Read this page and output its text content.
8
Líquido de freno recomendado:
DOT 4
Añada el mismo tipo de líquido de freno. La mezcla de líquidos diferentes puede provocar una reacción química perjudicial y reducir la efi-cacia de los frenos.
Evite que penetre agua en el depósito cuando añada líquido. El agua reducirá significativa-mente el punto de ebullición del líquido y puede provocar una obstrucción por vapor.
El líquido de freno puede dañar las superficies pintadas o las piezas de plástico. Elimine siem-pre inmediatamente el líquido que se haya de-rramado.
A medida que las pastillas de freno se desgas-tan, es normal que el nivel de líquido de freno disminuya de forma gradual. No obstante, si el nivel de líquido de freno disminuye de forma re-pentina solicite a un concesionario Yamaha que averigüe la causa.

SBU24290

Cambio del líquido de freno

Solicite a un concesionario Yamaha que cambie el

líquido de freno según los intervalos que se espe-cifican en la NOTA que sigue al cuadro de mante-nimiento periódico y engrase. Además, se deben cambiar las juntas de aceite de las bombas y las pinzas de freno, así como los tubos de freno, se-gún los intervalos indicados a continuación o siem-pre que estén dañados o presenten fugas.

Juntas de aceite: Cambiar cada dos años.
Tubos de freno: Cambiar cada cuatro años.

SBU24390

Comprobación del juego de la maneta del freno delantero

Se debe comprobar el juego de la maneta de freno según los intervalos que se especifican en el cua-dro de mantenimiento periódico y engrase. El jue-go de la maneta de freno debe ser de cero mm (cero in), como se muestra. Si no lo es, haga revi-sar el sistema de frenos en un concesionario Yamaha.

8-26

__________________________________________________

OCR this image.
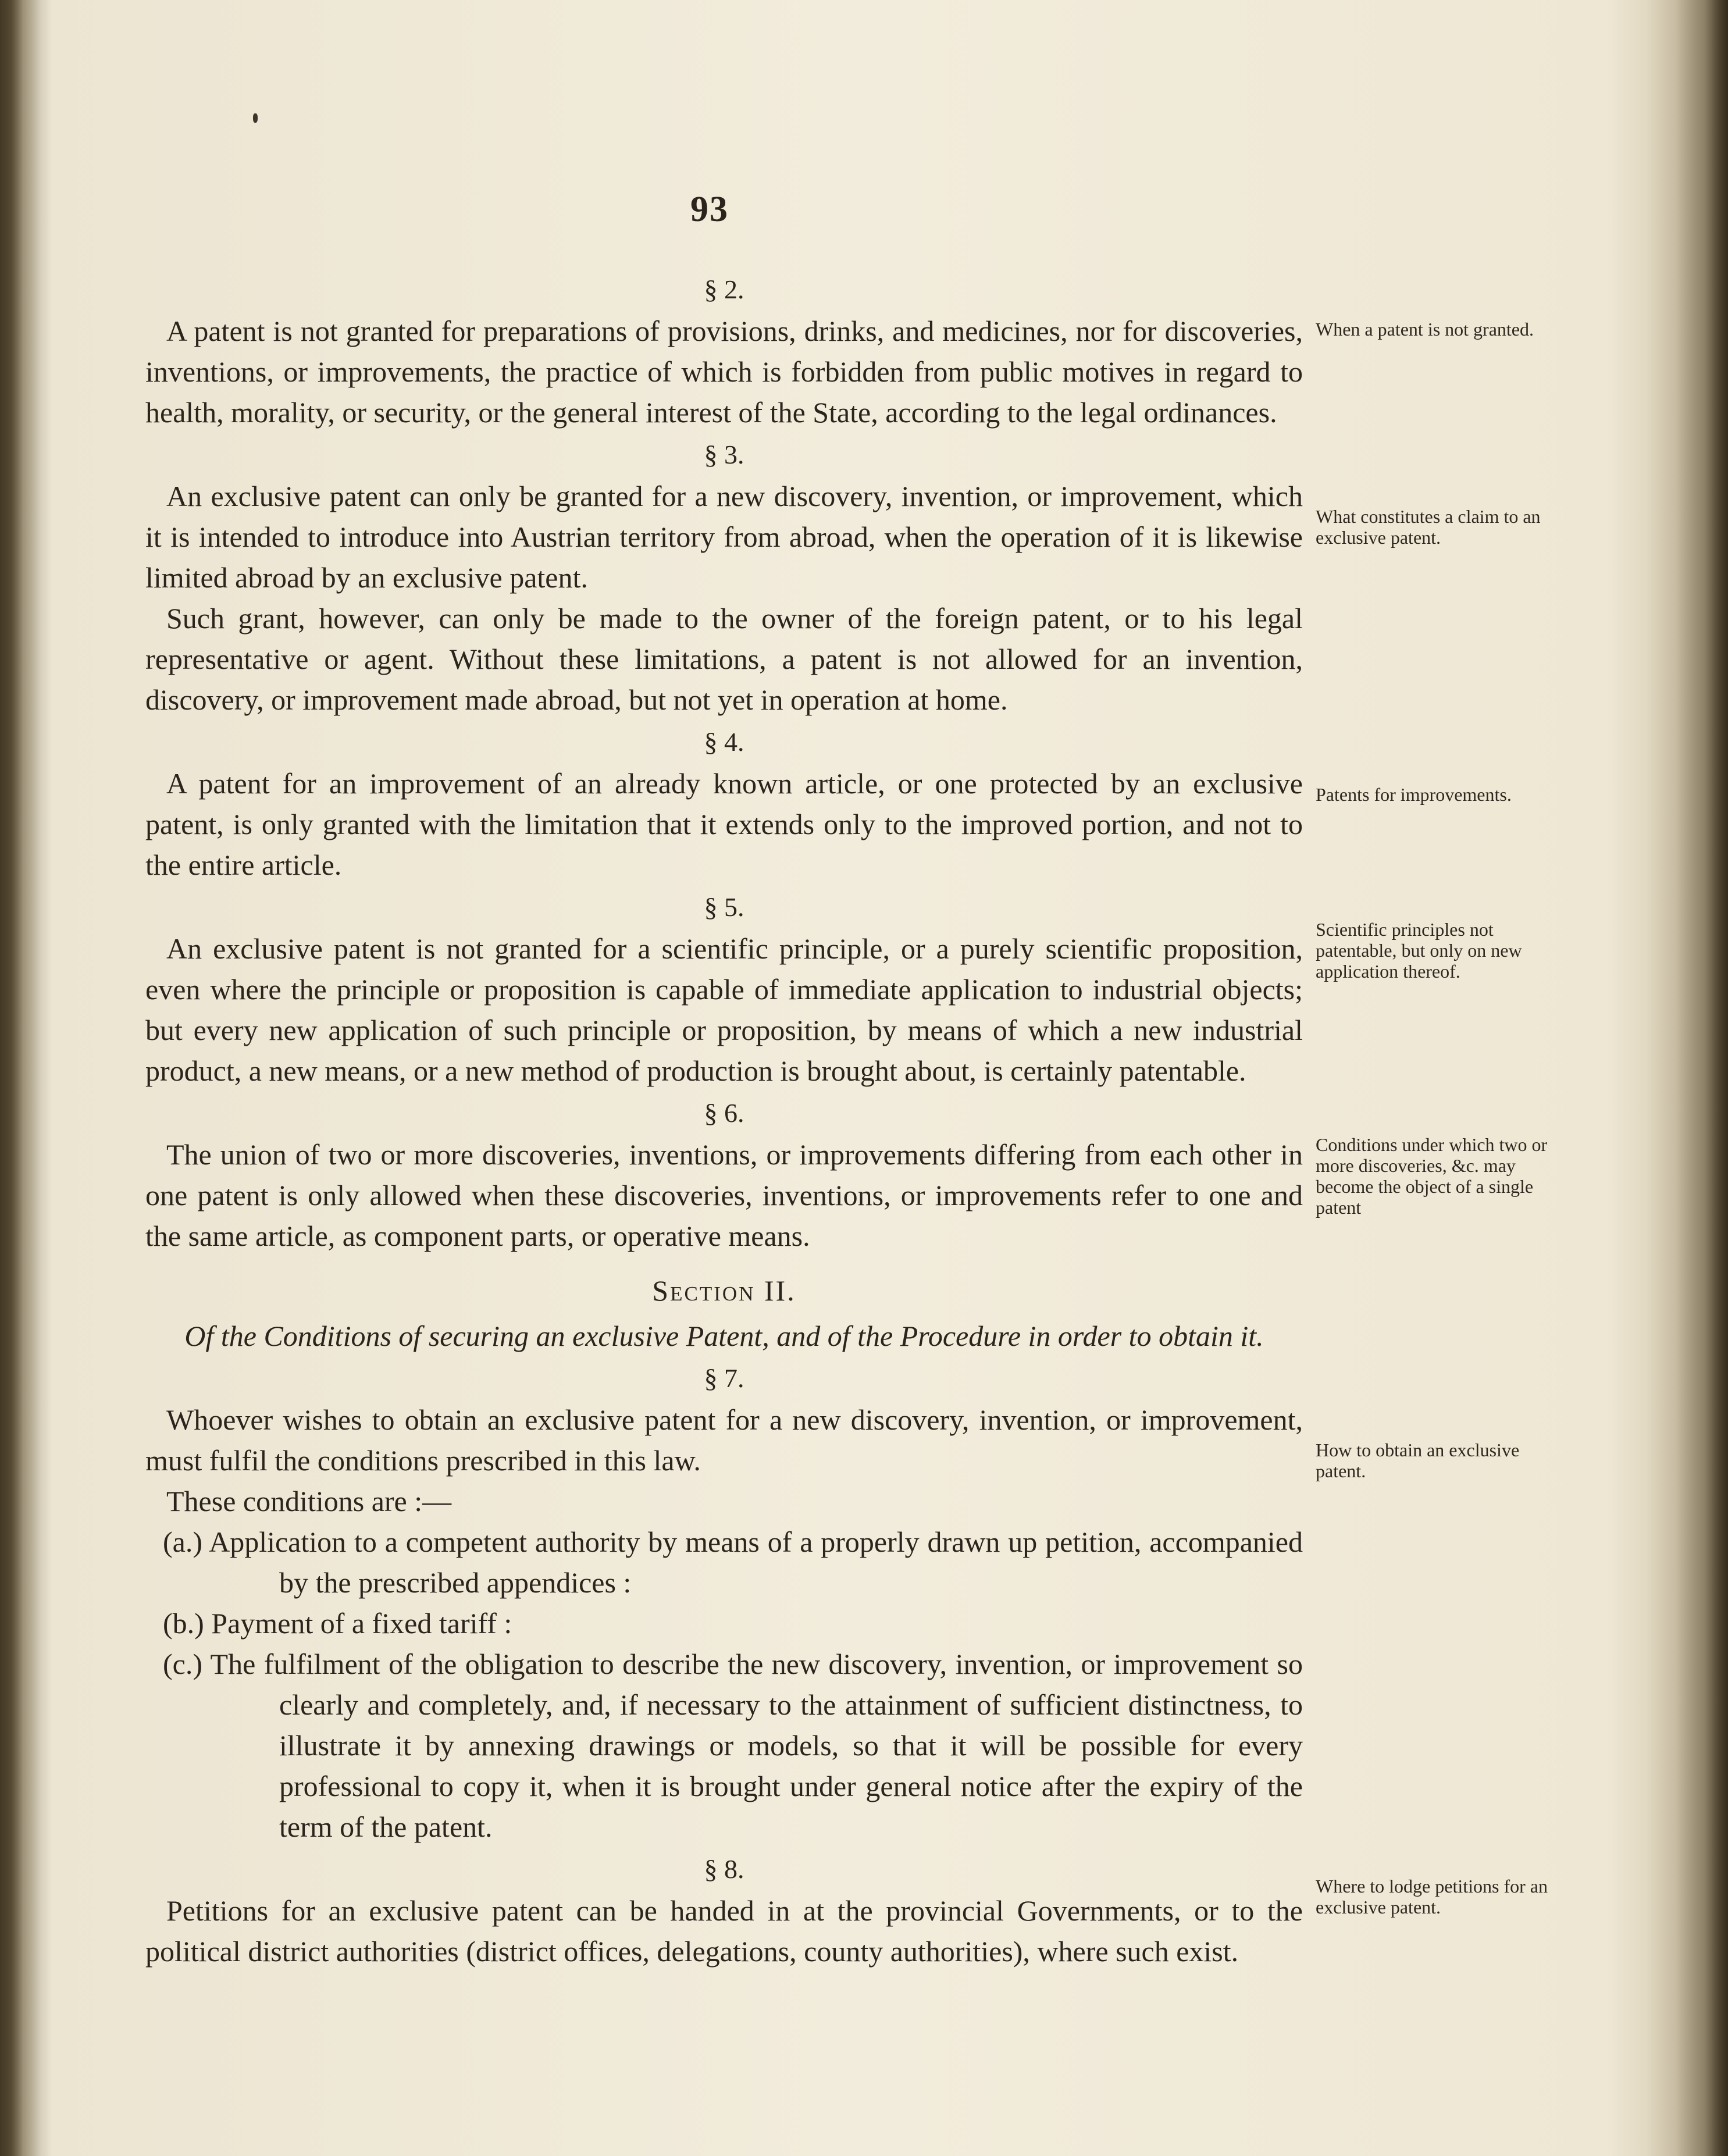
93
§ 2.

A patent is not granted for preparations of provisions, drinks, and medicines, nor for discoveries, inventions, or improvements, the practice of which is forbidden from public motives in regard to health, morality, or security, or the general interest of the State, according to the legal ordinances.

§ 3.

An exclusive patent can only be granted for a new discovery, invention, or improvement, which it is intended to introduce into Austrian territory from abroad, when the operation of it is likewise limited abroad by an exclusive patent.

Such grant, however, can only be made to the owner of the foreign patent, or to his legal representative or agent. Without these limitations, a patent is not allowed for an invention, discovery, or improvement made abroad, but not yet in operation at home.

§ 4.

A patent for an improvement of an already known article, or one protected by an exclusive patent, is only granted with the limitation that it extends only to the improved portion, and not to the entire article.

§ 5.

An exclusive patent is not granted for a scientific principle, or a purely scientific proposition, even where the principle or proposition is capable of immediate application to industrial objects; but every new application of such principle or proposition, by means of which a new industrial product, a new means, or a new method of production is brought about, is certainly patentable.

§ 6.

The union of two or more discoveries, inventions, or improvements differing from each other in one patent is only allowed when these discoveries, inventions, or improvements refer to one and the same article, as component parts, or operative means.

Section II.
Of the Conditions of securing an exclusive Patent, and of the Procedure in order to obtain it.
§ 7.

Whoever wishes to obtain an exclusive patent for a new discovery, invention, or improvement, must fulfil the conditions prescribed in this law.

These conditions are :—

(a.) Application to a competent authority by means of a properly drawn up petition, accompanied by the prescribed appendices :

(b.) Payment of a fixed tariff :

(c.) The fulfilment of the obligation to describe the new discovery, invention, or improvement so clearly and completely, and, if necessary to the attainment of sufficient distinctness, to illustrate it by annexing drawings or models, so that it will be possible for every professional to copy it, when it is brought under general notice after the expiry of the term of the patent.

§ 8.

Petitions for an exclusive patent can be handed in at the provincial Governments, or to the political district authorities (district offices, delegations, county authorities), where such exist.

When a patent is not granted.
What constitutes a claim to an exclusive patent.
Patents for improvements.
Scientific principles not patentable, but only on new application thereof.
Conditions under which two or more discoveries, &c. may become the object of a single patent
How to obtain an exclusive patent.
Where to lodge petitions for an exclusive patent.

__________________________________________________

Identify the lines above that contain the word "only", then copy them.

An exclusive patent can only be granted for a new discovery, invention, or improvement, which it is intended to introduce into Austrian territory from abroad, when the operation of it is likewise limited abroad by an exclusive patent.
Such grant, however, can only be made to the owner of the foreign patent, or to his legal representative or agent. Without these limitations, a patent is not allowed for an invention, discovery, or improvement made abroad, but not yet in operation at home.
A patent for an improvement of an already known article, or one protected by an exclusive patent, is only granted with the limitation that it extends only to the improved portion, and not to the entire article.
The union of two or more discoveries, inventions, or improvements differing from each other in one patent is only allowed when these discoveries, inventions, or improvements refer to one and the same article, as component parts, or operative means.
Scientific principles not patentable, but only on new application thereof.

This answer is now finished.